◆ **Short exercise**: Gather, from the data below, each line in which the word "branch" occurs.

◆ **Records supplied**:

········

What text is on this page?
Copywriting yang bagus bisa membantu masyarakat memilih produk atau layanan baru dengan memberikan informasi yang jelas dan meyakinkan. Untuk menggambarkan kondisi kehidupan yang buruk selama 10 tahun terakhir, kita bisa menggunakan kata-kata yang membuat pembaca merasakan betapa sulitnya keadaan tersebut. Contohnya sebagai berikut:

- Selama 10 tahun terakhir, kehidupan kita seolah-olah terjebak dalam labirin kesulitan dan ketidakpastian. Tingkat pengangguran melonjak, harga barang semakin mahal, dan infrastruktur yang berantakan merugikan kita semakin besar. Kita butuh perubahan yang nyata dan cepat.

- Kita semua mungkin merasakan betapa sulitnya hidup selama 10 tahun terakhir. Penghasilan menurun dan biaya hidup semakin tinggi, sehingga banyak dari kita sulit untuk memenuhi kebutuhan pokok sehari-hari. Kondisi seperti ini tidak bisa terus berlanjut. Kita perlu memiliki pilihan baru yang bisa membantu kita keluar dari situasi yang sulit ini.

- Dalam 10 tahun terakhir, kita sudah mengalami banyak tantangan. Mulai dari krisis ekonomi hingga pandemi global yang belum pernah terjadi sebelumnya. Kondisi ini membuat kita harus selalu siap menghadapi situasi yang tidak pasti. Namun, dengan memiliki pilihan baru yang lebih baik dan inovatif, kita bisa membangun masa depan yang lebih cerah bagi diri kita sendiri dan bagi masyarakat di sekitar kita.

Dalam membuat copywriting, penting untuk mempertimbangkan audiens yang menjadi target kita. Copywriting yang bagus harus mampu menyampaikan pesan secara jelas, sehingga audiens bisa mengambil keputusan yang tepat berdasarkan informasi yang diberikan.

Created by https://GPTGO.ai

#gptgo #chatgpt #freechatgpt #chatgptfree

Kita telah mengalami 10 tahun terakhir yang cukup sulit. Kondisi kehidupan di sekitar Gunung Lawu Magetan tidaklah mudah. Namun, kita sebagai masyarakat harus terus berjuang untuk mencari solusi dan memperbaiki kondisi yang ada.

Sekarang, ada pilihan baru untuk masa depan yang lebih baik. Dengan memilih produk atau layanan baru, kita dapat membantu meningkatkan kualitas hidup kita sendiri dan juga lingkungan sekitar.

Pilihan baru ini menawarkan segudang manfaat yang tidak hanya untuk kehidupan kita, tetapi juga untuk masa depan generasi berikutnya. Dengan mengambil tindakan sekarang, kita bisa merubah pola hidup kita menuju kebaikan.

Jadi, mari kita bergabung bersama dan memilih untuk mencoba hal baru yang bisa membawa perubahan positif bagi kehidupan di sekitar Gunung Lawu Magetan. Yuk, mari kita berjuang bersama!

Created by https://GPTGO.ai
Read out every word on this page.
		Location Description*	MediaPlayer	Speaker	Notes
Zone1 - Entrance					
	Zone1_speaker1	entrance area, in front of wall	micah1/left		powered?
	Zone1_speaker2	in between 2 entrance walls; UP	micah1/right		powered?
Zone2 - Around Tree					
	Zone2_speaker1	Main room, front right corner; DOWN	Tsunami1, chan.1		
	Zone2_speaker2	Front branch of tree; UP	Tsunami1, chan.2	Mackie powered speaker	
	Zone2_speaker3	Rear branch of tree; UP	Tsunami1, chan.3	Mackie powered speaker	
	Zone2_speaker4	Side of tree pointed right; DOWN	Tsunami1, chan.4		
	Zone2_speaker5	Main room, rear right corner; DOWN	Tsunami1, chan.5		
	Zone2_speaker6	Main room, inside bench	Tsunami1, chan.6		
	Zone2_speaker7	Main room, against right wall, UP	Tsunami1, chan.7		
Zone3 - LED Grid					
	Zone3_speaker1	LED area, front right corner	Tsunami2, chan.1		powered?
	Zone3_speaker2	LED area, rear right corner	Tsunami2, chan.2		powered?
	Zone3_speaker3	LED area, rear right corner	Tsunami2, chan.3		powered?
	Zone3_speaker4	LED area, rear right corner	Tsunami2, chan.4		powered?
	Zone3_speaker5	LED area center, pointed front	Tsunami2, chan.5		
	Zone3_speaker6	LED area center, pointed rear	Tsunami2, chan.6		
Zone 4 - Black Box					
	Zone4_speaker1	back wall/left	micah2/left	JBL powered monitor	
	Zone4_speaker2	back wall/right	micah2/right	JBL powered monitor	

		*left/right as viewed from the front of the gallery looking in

········

◆ **Task response**:
	Zone2_speaker2	Front branch of tree; UP	Tsunami1, chan.2	Mackie powered speaker	
	Zone2_speaker3	Rear branch of tree; UP	Tsunami1, chan.3	Mackie powered speaker	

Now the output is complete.